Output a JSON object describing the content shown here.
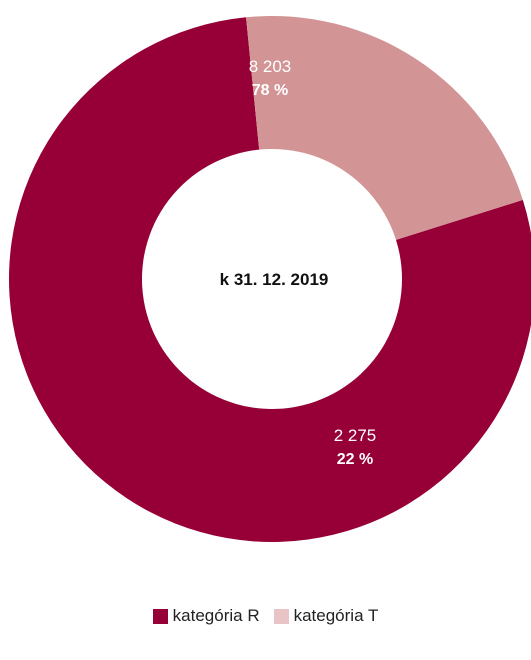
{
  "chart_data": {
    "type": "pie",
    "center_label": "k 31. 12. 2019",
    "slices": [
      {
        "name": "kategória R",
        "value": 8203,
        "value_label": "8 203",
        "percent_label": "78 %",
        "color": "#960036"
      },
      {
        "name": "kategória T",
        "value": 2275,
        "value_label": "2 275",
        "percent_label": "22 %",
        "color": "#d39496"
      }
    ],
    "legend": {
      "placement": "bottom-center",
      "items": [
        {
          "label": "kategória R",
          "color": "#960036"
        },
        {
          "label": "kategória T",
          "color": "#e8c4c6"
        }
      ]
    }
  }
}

^^^^^^^^^^^^^^^^

» WHAT TO WORK ON: Lines from the records above that hold "color" are the ones to list.

» RESPONSE BELOW:
        "color": "#960036"
        "color": "#d39496"
          "color": "#960036"
          "color": "#e8c4c6"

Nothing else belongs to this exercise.